Exercise
In the listing below, how many lines contain the word "gave"? Please respond with the number only.

++++++++

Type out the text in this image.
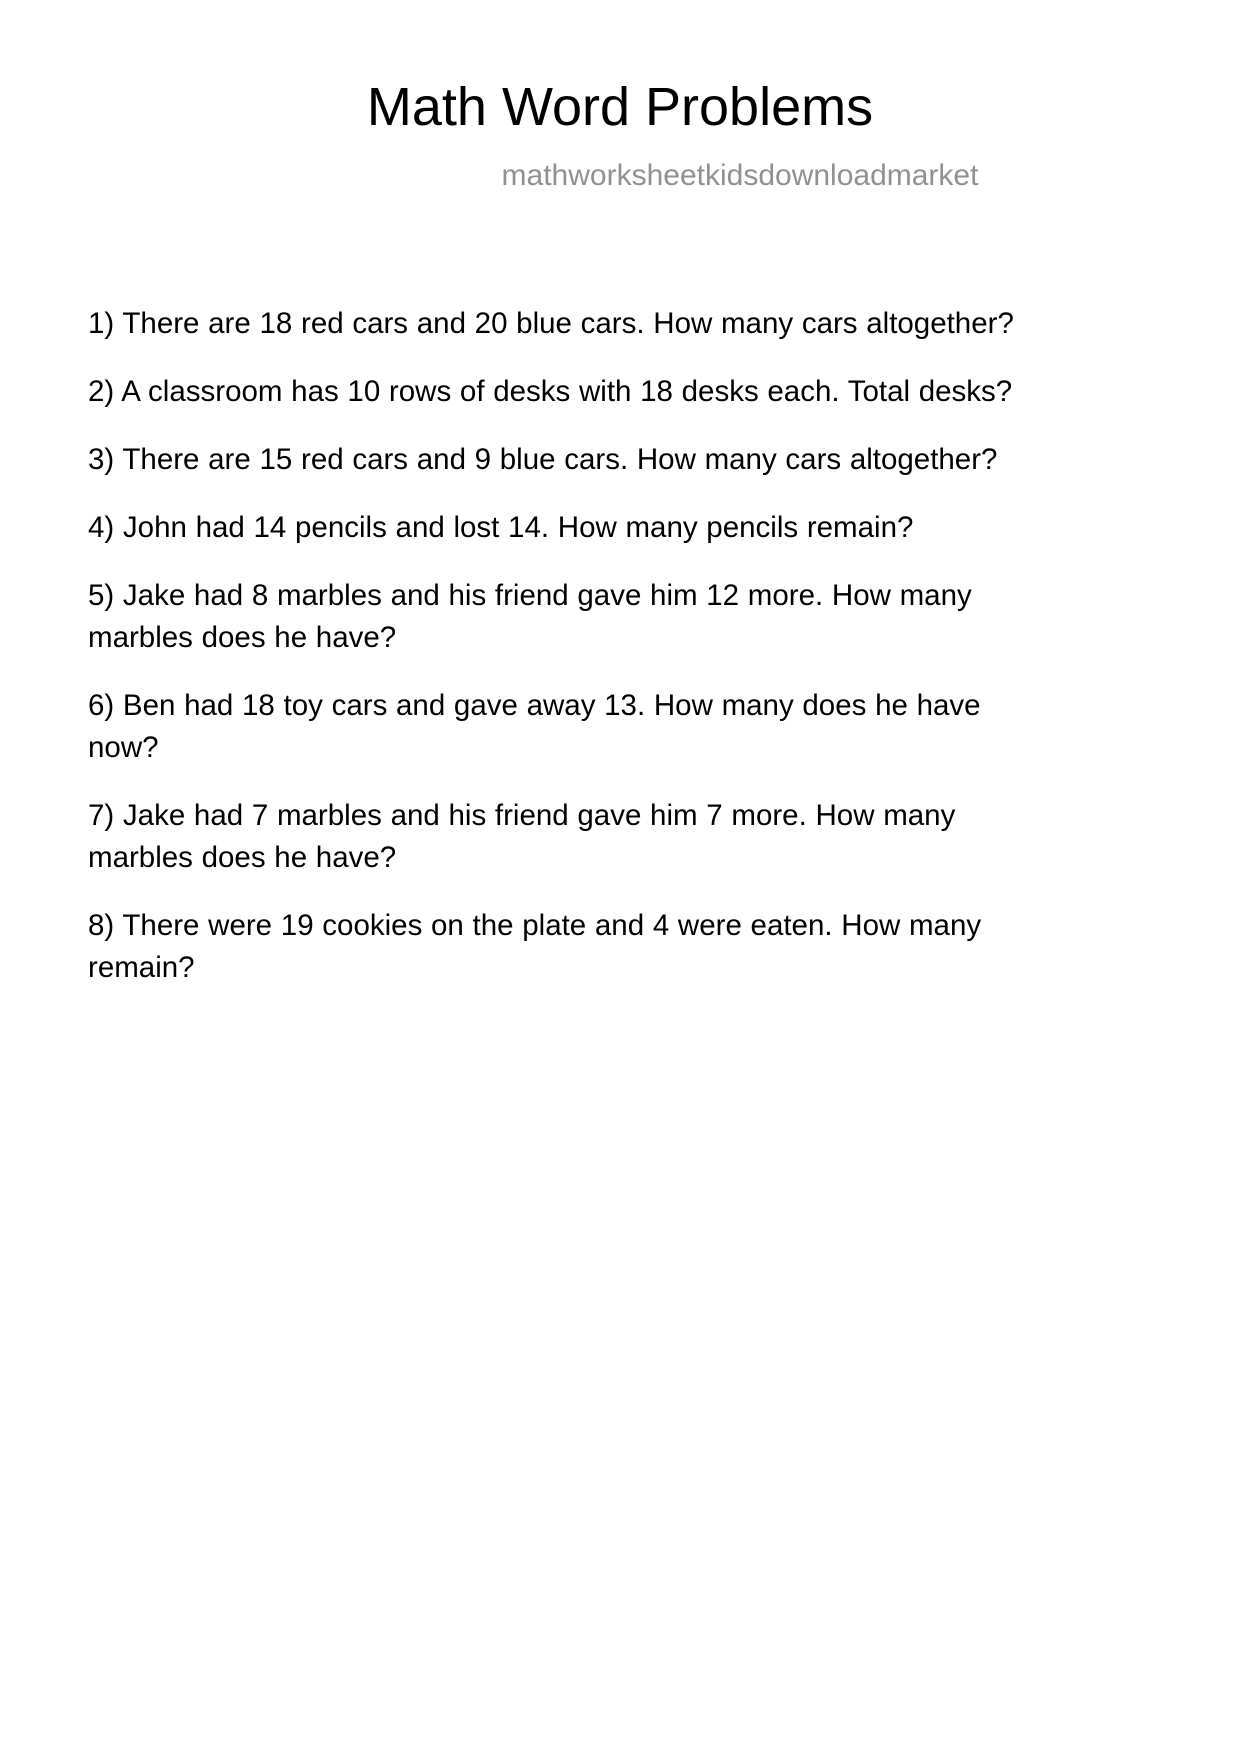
Math Word Problems
mathworksheetkidsdownloadmarket
1) There are 18 red cars and 20 blue cars. How many cars altogether?
2) A classroom has 10 rows of desks with 18 desks each. Total desks?
3) There are 15 red cars and 9 blue cars. How many cars altogether?
4) John had 14 pencils and lost 14. How many pencils remain?
5) Jake had 8 marbles and his friend gave him 12 more. How many marbles does he have?
6) Ben had 18 toy cars and gave away 13. How many does he have now?
7) Jake had 7 marbles and his friend gave him 7 more. How many marbles does he have?
8) There were 19 cookies on the plate and 4 were eaten. How many remain?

++++++++

Full response
3